» STATED TASK
Will you quote all of the entries, word for word?

» INFORMATION SUPPLIED
====

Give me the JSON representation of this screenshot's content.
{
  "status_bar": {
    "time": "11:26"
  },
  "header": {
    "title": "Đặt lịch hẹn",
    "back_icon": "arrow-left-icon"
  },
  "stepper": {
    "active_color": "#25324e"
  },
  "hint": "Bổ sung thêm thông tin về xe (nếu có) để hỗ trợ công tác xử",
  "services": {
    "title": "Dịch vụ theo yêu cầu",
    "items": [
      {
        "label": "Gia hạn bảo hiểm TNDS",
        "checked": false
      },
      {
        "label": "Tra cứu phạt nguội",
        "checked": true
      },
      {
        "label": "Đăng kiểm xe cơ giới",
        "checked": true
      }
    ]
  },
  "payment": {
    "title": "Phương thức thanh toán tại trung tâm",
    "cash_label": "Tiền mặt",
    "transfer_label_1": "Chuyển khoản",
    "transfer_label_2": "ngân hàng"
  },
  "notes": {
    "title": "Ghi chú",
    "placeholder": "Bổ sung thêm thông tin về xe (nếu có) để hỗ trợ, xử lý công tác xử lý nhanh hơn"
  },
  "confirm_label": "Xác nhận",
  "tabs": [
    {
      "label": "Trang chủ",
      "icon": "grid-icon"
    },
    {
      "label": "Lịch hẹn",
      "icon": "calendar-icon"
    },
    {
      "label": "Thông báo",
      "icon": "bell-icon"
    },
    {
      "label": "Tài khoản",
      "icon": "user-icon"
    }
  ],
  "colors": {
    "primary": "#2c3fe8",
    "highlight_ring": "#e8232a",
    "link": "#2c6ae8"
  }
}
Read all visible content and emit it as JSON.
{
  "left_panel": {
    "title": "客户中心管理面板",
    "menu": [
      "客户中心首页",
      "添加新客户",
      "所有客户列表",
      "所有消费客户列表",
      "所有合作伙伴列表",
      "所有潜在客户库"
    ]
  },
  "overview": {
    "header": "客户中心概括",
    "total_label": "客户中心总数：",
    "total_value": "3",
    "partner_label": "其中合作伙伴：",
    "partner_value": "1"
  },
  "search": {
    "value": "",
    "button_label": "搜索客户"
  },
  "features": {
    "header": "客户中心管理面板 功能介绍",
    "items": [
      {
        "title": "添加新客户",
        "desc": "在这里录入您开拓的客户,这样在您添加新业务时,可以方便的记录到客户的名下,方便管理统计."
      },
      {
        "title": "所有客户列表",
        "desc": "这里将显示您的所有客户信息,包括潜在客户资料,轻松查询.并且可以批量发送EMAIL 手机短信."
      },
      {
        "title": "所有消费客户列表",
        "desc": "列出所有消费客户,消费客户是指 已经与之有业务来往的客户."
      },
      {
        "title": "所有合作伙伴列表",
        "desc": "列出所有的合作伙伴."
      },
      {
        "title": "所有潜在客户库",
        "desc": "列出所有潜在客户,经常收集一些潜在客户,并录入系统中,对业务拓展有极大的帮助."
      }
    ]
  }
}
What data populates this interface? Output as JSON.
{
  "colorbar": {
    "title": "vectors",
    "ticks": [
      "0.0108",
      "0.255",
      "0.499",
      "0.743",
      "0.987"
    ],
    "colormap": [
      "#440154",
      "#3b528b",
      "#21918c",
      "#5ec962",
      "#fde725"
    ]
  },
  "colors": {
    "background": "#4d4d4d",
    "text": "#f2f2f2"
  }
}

====

» RESPONSE
Give me the JSON representation of this screenshot's content.
{
  "status_bar": {
    "time": "11:26"
  },
  "header": {
    "title": "Đặt lịch hẹn",
    "back_icon": "arrow-left-icon"
  },
  "stepper": {
    "active_color": "#25324e"
  },
  "hint": "Bổ sung thêm thông tin về xe (nếu có) để hỗ trợ công tác xử",
  "services": {
    "title": "Dịch vụ theo yêu cầu",
    "items": [
      {
        "label": "Gia hạn bảo hiểm TNDS",
        "checked": false
      },
      {
        "label": "Tra cứu phạt nguội",
        "checked": true
      },
      {
        "label": "Đăng kiểm xe cơ giới",
        "checked": true
      }
    ]
  },
  "payment": {
    "title": "Phương thức thanh toán tại trung tâm",
    "cash_label": "Tiền mặt",
    "transfer_label_1": "Chuyển khoản",
    "transfer_label_2": "ngân hàng"
  },
  "notes": {
    "title": "Ghi chú",
    "placeholder": "Bổ sung thêm thông tin về xe (nếu có) để hỗ trợ, xử lý công tác xử lý nhanh hơn"
  },
  "confirm_label": "Xác nhận",
  "tabs": [
    {
      "label": "Trang chủ",
      "icon": "grid-icon"
    },
    {
      "label": "Lịch hẹn",
      "icon": "calendar-icon"
    },
    {
      "label": "Thông báo",
      "icon": "bell-icon"
    },
    {
      "label": "Tài khoản",
      "icon": "user-icon"
    }
  ],
  "colors": {
    "primary": "#2c3fe8",
    "highlight_ring": "#e8232a",
    "link": "#2c6ae8"
  }
}
Read all visible content and emit it as JSON.
{
  "left_panel": {
    "title": "客户中心管理面板",
    "menu": [
      "客户中心首页",
      "添加新客户",
      "所有客户列表",
      "所有消费客户列表",
      "所有合作伙伴列表",
      "所有潜在客户库"
    ]
  },
  "overview": {
    "header": "客户中心概括",
    "total_label": "客户中心总数：",
    "total_value": "3",
    "partner_label": "其中合作伙伴：",
    "partner_value": "1"
  },
  "search": {
    "value": "",
    "button_label": "搜索客户"
  },
  "features": {
    "header": "客户中心管理面板 功能介绍",
    "items": [
      {
        "title": "添加新客户",
        "desc": "在这里录入您开拓的客户,这样在您添加新业务时,可以方便的记录到客户的名下,方便管理统计."
      },
      {
        "title": "所有客户列表",
        "desc": "这里将显示您的所有客户信息,包括潜在客户资料,轻松查询.并且可以批量发送EMAIL 手机短信."
      },
      {
        "title": "所有消费客户列表",
        "desc": "列出所有消费客户,消费客户是指 已经与之有业务来往的客户."
      },
      {
        "title": "所有合作伙伴列表",
        "desc": "列出所有的合作伙伴."
      },
      {
        "title": "所有潜在客户库",
        "desc": "列出所有潜在客户,经常收集一些潜在客户,并录入系统中,对业务拓展有极大的帮助."
      }
    ]
  }
}
What data populates this interface? Output as JSON.
{
  "colorbar": {
    "title": "vectors",
    "ticks": [
      "0.0108",
      "0.255",
      "0.499",
      "0.743",
      "0.987"
    ],
    "colormap": [
      "#440154",
      "#3b528b",
      "#21918c",
      "#5ec962",
      "#fde725"
    ]
  },
  "colors": {
    "background": "#4d4d4d",
    "text": "#f2f2f2"
  }
}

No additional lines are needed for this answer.